(Data entries for graphics)
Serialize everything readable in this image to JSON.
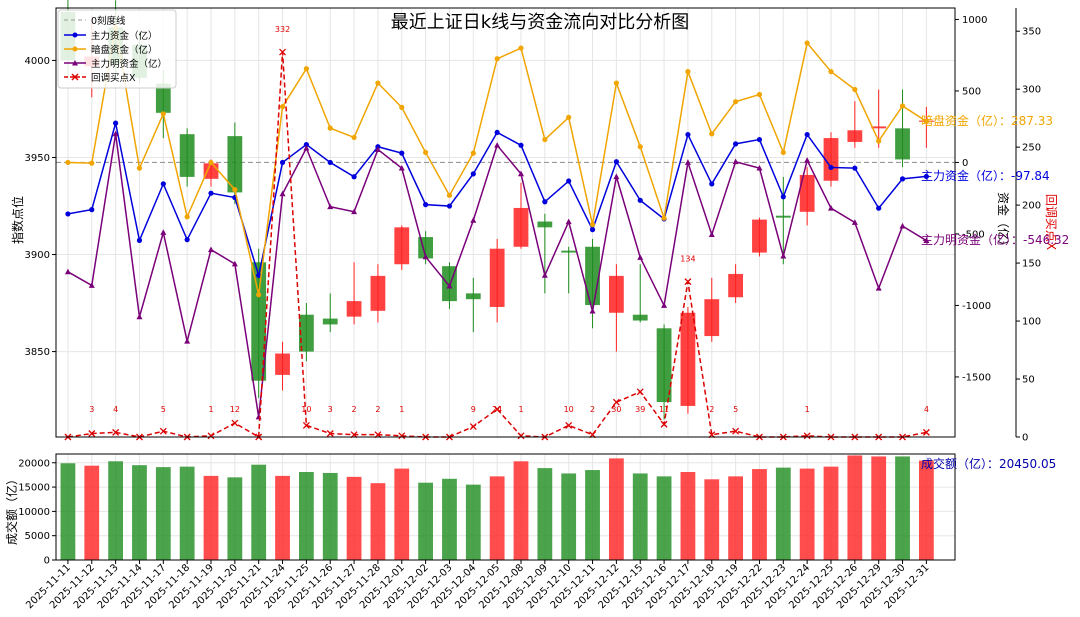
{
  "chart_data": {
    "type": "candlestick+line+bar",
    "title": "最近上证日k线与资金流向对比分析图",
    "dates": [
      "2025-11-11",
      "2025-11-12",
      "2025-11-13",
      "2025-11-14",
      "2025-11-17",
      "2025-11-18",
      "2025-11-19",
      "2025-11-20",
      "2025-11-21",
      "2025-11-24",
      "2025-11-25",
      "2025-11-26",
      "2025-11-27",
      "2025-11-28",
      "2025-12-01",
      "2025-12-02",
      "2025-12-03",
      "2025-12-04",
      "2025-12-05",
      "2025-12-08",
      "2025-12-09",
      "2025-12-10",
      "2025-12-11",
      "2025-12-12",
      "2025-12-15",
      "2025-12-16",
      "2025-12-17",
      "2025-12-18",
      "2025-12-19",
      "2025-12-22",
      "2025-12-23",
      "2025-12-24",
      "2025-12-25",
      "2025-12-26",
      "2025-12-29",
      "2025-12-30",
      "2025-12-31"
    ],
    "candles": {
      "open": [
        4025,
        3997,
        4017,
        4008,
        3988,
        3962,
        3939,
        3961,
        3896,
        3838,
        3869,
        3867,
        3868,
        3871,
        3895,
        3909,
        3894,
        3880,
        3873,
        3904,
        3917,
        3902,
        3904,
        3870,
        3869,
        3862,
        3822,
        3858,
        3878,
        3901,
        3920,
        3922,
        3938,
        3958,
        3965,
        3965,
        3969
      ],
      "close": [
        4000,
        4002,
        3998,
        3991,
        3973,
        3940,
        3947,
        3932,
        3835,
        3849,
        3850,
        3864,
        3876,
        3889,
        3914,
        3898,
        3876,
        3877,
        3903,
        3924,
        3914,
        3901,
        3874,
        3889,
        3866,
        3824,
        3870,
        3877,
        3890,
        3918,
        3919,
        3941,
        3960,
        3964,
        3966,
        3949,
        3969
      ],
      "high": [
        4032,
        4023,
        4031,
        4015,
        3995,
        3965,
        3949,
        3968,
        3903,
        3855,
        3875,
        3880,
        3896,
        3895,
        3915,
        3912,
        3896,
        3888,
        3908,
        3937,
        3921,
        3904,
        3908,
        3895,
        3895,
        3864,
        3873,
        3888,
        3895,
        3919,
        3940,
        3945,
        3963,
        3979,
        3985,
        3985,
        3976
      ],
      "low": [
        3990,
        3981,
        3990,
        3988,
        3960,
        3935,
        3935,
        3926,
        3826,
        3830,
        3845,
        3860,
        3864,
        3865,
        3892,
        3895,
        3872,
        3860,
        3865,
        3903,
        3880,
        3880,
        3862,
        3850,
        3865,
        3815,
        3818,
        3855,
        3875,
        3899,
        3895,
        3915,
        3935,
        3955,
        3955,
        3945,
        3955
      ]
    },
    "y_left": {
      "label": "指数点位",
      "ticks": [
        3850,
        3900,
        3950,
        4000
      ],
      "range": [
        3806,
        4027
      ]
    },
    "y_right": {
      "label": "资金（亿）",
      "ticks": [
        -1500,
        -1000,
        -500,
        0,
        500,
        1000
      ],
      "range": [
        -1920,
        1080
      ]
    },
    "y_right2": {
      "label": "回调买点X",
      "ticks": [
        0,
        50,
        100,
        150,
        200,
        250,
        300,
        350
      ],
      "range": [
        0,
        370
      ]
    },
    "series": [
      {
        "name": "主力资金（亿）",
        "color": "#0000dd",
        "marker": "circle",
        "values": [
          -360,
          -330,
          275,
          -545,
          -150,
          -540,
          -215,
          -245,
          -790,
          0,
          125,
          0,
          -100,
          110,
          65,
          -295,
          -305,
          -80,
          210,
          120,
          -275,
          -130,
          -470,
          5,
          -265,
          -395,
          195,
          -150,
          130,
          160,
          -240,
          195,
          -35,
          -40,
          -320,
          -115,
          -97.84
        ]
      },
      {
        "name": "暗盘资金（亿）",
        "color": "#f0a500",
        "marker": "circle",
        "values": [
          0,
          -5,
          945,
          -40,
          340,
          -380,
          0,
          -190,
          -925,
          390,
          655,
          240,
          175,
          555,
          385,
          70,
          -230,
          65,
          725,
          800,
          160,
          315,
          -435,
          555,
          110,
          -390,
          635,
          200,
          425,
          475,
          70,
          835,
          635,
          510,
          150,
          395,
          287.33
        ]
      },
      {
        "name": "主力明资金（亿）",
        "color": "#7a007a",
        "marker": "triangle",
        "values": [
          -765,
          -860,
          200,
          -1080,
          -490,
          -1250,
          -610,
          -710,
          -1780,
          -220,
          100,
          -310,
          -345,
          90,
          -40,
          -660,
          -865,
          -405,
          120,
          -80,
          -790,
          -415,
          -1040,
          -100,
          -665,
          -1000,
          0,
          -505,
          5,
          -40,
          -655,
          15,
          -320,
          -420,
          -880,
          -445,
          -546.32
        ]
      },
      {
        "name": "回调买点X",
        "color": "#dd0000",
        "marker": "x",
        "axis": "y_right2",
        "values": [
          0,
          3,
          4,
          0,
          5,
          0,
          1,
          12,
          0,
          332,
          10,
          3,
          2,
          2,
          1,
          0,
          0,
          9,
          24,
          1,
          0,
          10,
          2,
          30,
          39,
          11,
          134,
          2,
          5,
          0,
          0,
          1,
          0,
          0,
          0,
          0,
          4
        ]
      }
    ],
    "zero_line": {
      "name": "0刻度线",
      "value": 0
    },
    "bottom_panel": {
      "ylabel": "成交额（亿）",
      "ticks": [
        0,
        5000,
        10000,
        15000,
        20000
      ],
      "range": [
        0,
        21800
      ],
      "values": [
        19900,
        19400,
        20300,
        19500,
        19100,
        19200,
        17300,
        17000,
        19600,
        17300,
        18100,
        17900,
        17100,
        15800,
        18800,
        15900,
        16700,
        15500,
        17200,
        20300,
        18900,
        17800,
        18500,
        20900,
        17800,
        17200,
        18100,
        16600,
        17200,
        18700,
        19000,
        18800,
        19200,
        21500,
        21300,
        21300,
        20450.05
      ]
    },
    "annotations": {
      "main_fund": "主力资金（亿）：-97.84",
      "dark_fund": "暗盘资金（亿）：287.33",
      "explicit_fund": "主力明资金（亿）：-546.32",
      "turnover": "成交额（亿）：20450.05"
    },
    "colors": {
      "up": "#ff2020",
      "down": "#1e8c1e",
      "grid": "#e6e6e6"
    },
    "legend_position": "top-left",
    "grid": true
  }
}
---
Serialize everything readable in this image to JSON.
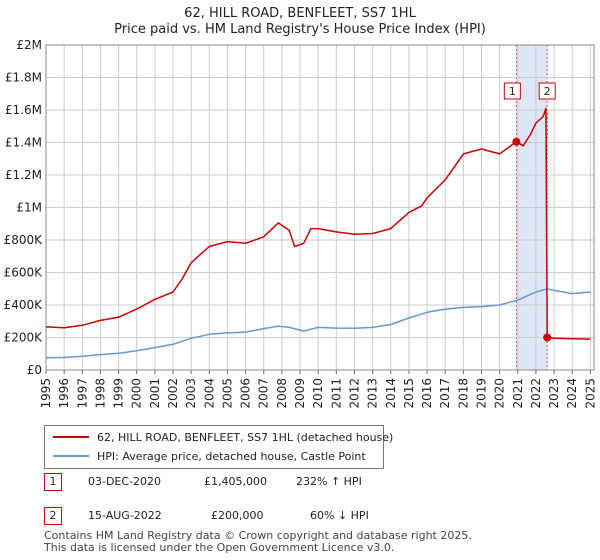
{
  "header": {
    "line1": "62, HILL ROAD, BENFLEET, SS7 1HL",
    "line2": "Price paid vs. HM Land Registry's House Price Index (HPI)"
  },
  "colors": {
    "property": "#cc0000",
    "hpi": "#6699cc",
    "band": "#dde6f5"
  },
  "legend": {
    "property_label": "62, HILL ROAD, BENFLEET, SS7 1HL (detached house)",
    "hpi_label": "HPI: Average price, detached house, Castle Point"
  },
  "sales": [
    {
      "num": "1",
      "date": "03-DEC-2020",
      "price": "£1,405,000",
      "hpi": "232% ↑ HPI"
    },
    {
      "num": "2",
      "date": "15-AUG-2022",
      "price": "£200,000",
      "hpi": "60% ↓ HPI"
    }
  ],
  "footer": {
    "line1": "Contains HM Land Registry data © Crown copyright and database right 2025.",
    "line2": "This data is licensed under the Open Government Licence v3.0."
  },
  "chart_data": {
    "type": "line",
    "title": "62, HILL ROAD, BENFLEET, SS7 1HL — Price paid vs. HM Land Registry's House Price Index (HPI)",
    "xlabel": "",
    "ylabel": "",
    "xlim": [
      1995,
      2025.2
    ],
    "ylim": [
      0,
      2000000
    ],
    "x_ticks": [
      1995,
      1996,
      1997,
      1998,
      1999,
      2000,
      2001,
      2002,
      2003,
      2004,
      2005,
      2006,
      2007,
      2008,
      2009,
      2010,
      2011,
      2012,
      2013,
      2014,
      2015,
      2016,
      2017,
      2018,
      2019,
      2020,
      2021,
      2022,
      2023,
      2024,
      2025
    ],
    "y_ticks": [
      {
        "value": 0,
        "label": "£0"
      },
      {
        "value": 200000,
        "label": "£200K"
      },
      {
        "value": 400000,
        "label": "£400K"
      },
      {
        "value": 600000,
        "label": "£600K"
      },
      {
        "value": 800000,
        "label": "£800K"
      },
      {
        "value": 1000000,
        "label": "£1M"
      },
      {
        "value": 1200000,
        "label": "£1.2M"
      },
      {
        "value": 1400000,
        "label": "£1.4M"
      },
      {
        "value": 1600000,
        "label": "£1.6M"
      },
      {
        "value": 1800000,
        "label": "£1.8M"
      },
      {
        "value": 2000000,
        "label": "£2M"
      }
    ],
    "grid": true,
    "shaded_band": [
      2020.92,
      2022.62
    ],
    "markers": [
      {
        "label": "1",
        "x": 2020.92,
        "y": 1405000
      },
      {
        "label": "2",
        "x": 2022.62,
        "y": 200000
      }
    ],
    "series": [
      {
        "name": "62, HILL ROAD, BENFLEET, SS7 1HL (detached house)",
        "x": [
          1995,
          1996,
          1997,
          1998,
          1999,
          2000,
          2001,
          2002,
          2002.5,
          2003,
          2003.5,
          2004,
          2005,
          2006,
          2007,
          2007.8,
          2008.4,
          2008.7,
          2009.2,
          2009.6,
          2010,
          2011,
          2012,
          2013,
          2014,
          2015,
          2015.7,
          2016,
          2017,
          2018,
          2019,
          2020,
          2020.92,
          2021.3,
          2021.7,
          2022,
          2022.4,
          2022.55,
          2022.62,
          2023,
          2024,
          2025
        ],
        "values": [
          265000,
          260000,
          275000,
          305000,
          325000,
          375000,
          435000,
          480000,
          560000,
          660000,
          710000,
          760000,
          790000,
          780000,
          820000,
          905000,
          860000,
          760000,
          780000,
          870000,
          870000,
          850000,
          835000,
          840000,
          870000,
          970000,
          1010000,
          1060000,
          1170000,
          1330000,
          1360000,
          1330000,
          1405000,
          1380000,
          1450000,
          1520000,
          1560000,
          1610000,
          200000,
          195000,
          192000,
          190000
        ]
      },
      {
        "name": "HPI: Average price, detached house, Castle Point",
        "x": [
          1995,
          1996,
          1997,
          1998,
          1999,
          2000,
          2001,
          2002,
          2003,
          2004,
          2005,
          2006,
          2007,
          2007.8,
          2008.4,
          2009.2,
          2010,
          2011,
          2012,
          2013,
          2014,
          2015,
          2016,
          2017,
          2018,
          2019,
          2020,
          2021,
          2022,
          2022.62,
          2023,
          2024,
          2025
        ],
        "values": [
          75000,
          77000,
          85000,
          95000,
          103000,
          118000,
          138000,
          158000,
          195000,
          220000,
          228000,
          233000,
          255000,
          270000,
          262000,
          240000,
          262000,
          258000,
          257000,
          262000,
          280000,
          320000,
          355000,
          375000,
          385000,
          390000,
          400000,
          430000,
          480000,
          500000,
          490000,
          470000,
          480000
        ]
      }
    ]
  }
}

Written instruction: State how many lines of the records above contain the word "BENFLEET", and give only that number.

Full answer: 4